# Challenge
Print all of the lines exactly. Any picture among them stays out.

# Input material
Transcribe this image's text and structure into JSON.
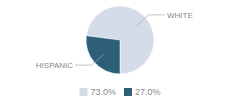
{
  "chart_data": {
    "type": "pie",
    "categories": [
      "WHITE",
      "HISPANIC"
    ],
    "values": [
      73.0,
      27.0
    ],
    "value_labels": [
      "73.0%",
      "27.0%"
    ],
    "colors": [
      "#d4dce8",
      "#2e5f7a"
    ],
    "legend": "bottom"
  }
}
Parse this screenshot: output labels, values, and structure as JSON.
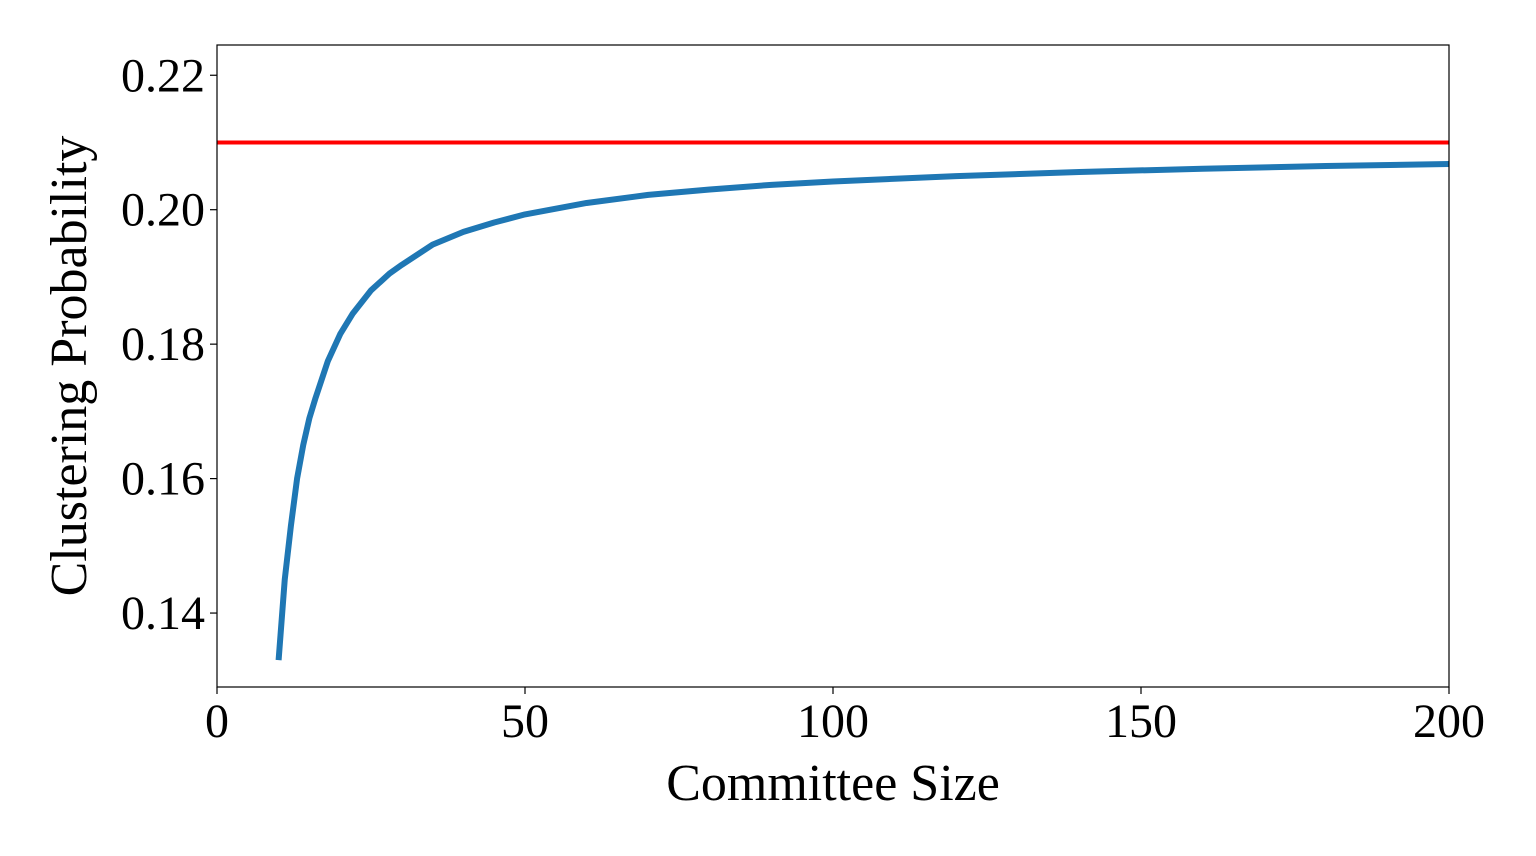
{
  "chart_data": {
    "type": "line",
    "title": "",
    "xlabel": "Committee Size",
    "ylabel": "Clustering Probability",
    "xlim": [
      0,
      200
    ],
    "ylim": [
      0.129,
      0.2245
    ],
    "xticks": [
      0,
      50,
      100,
      150,
      200
    ],
    "xtick_labels": [
      "0",
      "50",
      "100",
      "150",
      "200"
    ],
    "yticks": [
      0.14,
      0.16,
      0.18,
      0.2,
      0.22
    ],
    "ytick_labels": [
      "0.14",
      "0.16",
      "0.18",
      "0.20",
      "0.22"
    ],
    "grid": false,
    "legend": "none",
    "series": [
      {
        "color": "#1f77b4",
        "x": [
          10,
          11,
          12,
          13,
          14,
          15,
          16,
          18,
          20,
          22,
          25,
          28,
          30,
          35,
          40,
          45,
          50,
          60,
          70,
          80,
          90,
          100,
          120,
          140,
          160,
          180,
          200
        ],
        "y": [
          0.133,
          0.145,
          0.153,
          0.16,
          0.165,
          0.169,
          0.172,
          0.1775,
          0.1815,
          0.1845,
          0.188,
          0.1905,
          0.1918,
          0.1948,
          0.1967,
          0.1981,
          0.1993,
          0.201,
          0.2022,
          0.203,
          0.2037,
          0.2042,
          0.205,
          0.2056,
          0.2061,
          0.2065,
          0.2068
        ]
      },
      {
        "color": "#ff0000",
        "x": [
          0,
          200
        ],
        "y": [
          0.21,
          0.21
        ]
      }
    ]
  }
}
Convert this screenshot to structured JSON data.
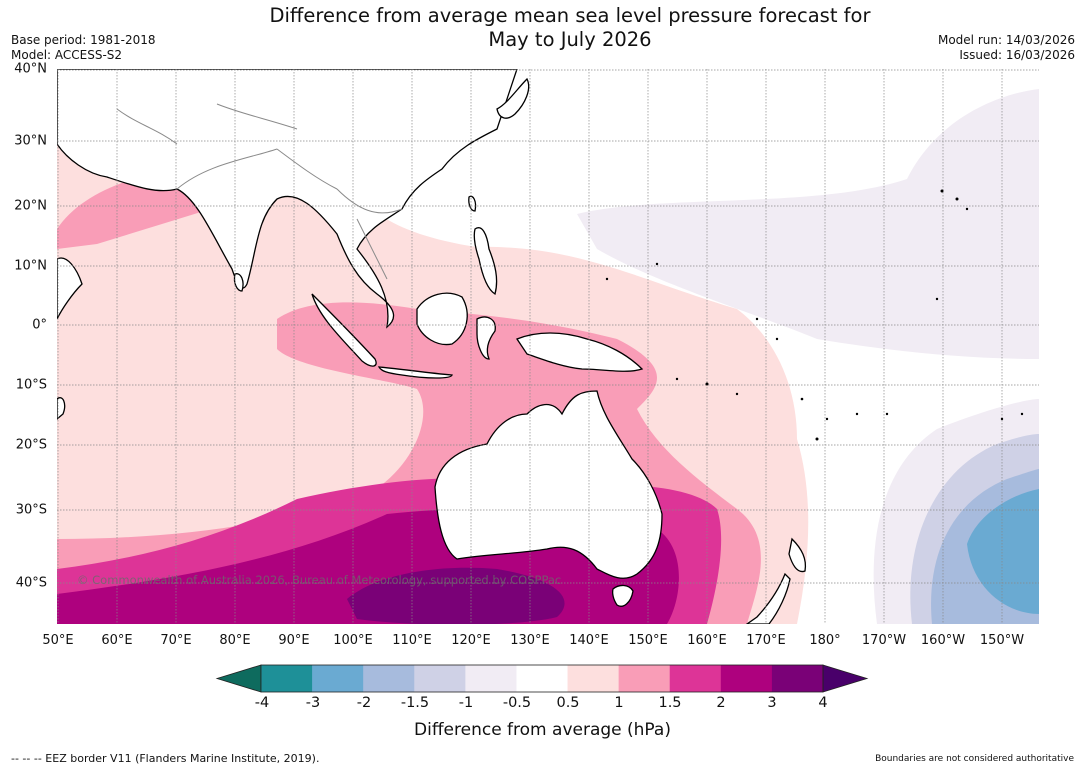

# Written reply
Transcribe this image's text and structure into JSON.
{
  "chart_data": {
    "type": "pie",
    "categories": [
      "WHITE",
      "HISPANIC"
    ],
    "values": [
      73.0,
      27.0
    ],
    "value_labels": [
      "73.0%",
      "27.0%"
    ],
    "colors": [
      "#d4dce8",
      "#2e5f7a"
    ],
    "legend": "bottom"
  }
}
Parse this screenshot: output labels, values, and structure as JSON.
{
  "chart_data": {
    "type": "line",
    "title": "",
    "xlabel": "Committee Size",
    "ylabel": "Clustering Probability",
    "xlim": [
      0,
      200
    ],
    "ylim": [
      0.129,
      0.2245
    ],
    "xticks": [
      0,
      50,
      100,
      150,
      200
    ],
    "xtick_labels": [
      "0",
      "50",
      "100",
      "150",
      "200"
    ],
    "yticks": [
      0.14,
      0.16,
      0.18,
      0.2,
      0.22
    ],
    "ytick_labels": [
      "0.14",
      "0.16",
      "0.18",
      "0.20",
      "0.22"
    ],
    "grid": false,
    "legend": "none",
    "series": [
      {
        "color": "#1f77b4",
        "x": [
          10,
          11,
          12,
          13,
          14,
          15,
          16,
          18,
          20,
          22,
          25,
          28,
          30,
          35,
          40,
          45,
          50,
          60,
          70,
          80,
          90,
          100,
          120,
          140,
          160,
          180,
          200
        ],
        "y": [
          0.133,
          0.145,
          0.153,
          0.16,
          0.165,
          0.169,
          0.172,
          0.1775,
          0.1815,
          0.1845,
          0.188,
          0.1905,
          0.1918,
          0.1948,
          0.1967,
          0.1981,
          0.1993,
          0.201,
          0.2022,
          0.203,
          0.2037,
          0.2042,
          0.205,
          0.2056,
          0.2061,
          0.2065,
          0.2068
        ]
      },
      {
        "color": "#ff0000",
        "x": [
          0,
          200
        ],
        "y": [
          0.21,
          0.21
        ]
      }
    ]
  }
}
Convert this screenshot to structured JSON data.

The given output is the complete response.